[Given instruction]:
Extract the full listing verbatim and drop any pictures from your copy.

[Some records]:
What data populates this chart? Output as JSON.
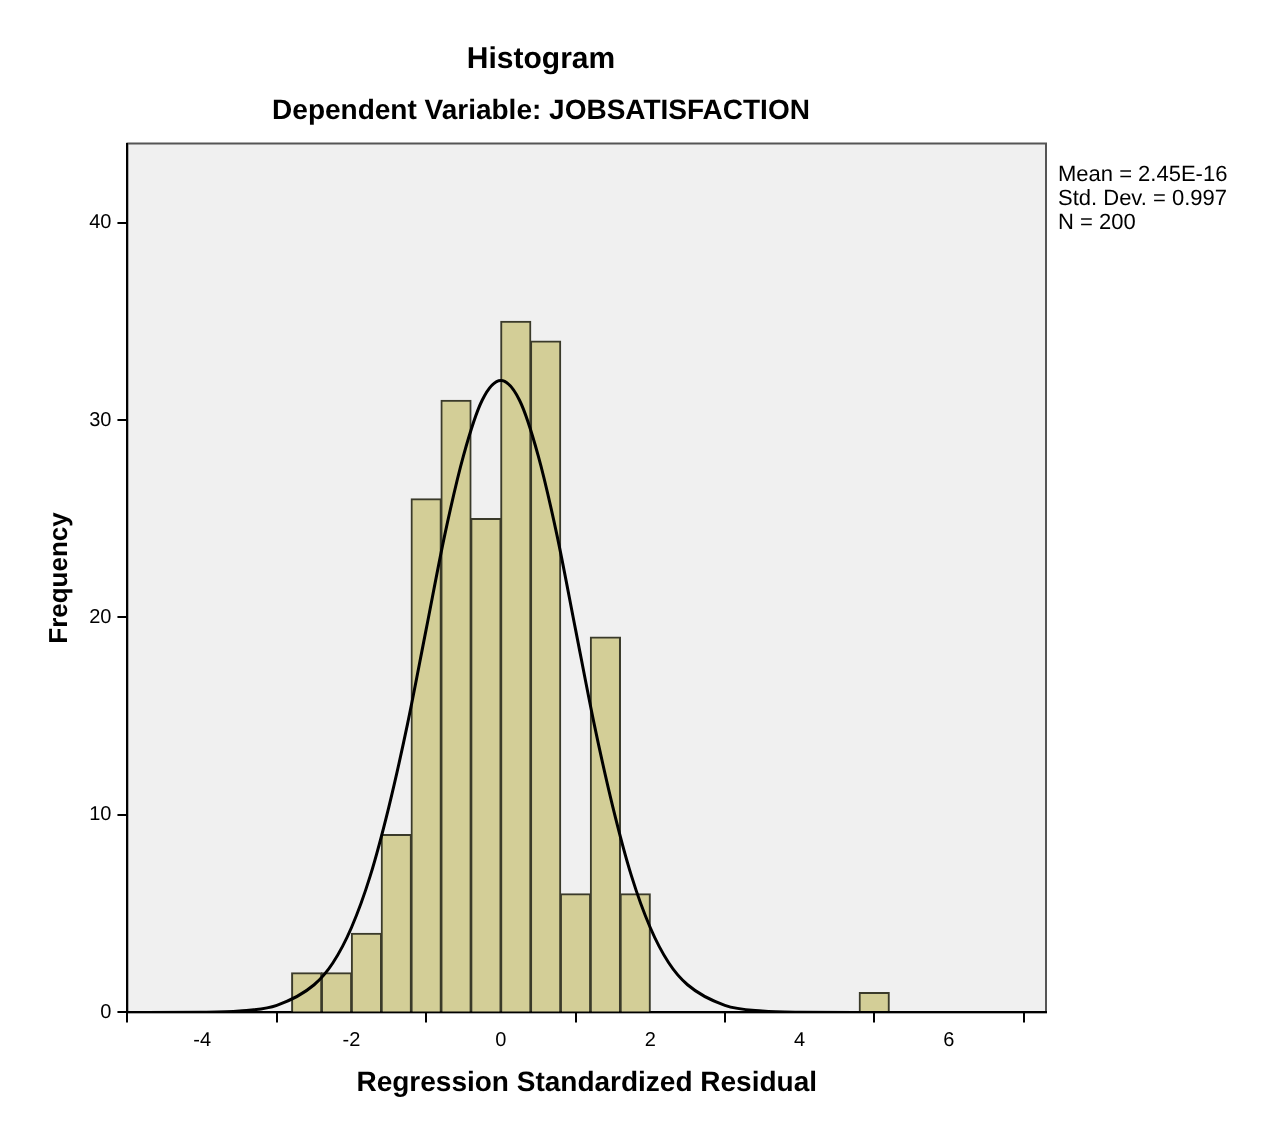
{
  "chart_data": {
    "type": "histogram",
    "title": "Histogram",
    "subtitle": "Dependent Variable: JOBSATISFACTION",
    "xlabel": "Regression Standardized Residual",
    "ylabel": "Frequency",
    "bins": [
      -2.8,
      -2.4,
      -2.0,
      -1.6,
      -1.2,
      -0.8,
      -0.4,
      0,
      0.4,
      0.8,
      1.2,
      1.6,
      2.0,
      2.4,
      2.8,
      3.2,
      3.6,
      4.0,
      4.4,
      4.8,
      5.2
    ],
    "values": [
      2,
      2,
      4,
      9,
      26,
      31,
      25,
      35,
      34,
      6,
      19,
      6,
      0,
      0,
      0,
      0,
      0,
      0,
      0,
      1
    ],
    "color": "#d3ce97",
    "series": [
      {
        "type": "line",
        "color": "#000000",
        "x": [
          -5,
          -4,
          -3.5,
          -3,
          -2.5,
          -2.25,
          -2,
          -1.75,
          -1.5,
          -1.25,
          -1,
          -0.75,
          -0.5,
          -0.25,
          0,
          0.25,
          0.5,
          0.75,
          1,
          1.25,
          1.5,
          1.75,
          2,
          2.25,
          2.5,
          3,
          3.5,
          4,
          5,
          6,
          7
        ],
        "values": [
          0,
          0.01,
          0.07,
          0.36,
          1.4,
          2.5,
          4.3,
          6.9,
          10.4,
          14.6,
          19.4,
          24.2,
          28.2,
          31,
          32,
          31,
          28.2,
          24.2,
          19.4,
          14.6,
          10.4,
          6.9,
          4.3,
          2.5,
          1.4,
          0.36,
          0.07,
          0.01,
          0,
          0,
          0
        ]
      }
    ],
    "xlim": [
      -5,
      7.3
    ],
    "xticks": [
      -4,
      -2,
      0,
      2,
      4,
      6
    ],
    "ylim": [
      0,
      44
    ],
    "yticks": [
      0,
      10,
      20,
      30,
      40
    ],
    "grid": false,
    "legend": false,
    "marker": "none",
    "line_style": "solid",
    "annotations": [
      "Mean = 2.45E-16",
      "Std. Dev. = 0.997",
      "N = 200"
    ]
  }
}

[Answer]:
What data populates this chart? Output as JSON.
{
  "chart_data": {
    "type": "histogram",
    "title": "Histogram",
    "subtitle": "Dependent Variable: JOBSATISFACTION",
    "xlabel": "Regression Standardized Residual",
    "ylabel": "Frequency",
    "bins": [
      -2.8,
      -2.4,
      -2.0,
      -1.6,
      -1.2,
      -0.8,
      -0.4,
      0,
      0.4,
      0.8,
      1.2,
      1.6,
      2.0,
      2.4,
      2.8,
      3.2,
      3.6,
      4.0,
      4.4,
      4.8,
      5.2
    ],
    "values": [
      2,
      2,
      4,
      9,
      26,
      31,
      25,
      35,
      34,
      6,
      19,
      6,
      0,
      0,
      0,
      0,
      0,
      0,
      0,
      1
    ],
    "color": "#d3ce97",
    "series": [
      {
        "type": "line",
        "color": "#000000",
        "x": [
          -5,
          -4,
          -3.5,
          -3,
          -2.5,
          -2.25,
          -2,
          -1.75,
          -1.5,
          -1.25,
          -1,
          -0.75,
          -0.5,
          -0.25,
          0,
          0.25,
          0.5,
          0.75,
          1,
          1.25,
          1.5,
          1.75,
          2,
          2.25,
          2.5,
          3,
          3.5,
          4,
          5,
          6,
          7
        ],
        "values": [
          0,
          0.01,
          0.07,
          0.36,
          1.4,
          2.5,
          4.3,
          6.9,
          10.4,
          14.6,
          19.4,
          24.2,
          28.2,
          31,
          32,
          31,
          28.2,
          24.2,
          19.4,
          14.6,
          10.4,
          6.9,
          4.3,
          2.5,
          1.4,
          0.36,
          0.07,
          0.01,
          0,
          0,
          0
        ]
      }
    ],
    "xlim": [
      -5,
      7.3
    ],
    "xticks": [
      -4,
      -2,
      0,
      2,
      4,
      6
    ],
    "ylim": [
      0,
      44
    ],
    "yticks": [
      0,
      10,
      20,
      30,
      40
    ],
    "grid": false,
    "legend": false,
    "marker": "none",
    "line_style": "solid",
    "annotations": [
      "Mean = 2.45E-16",
      "Std. Dev. = 0.997",
      "N = 200"
    ]
  }
}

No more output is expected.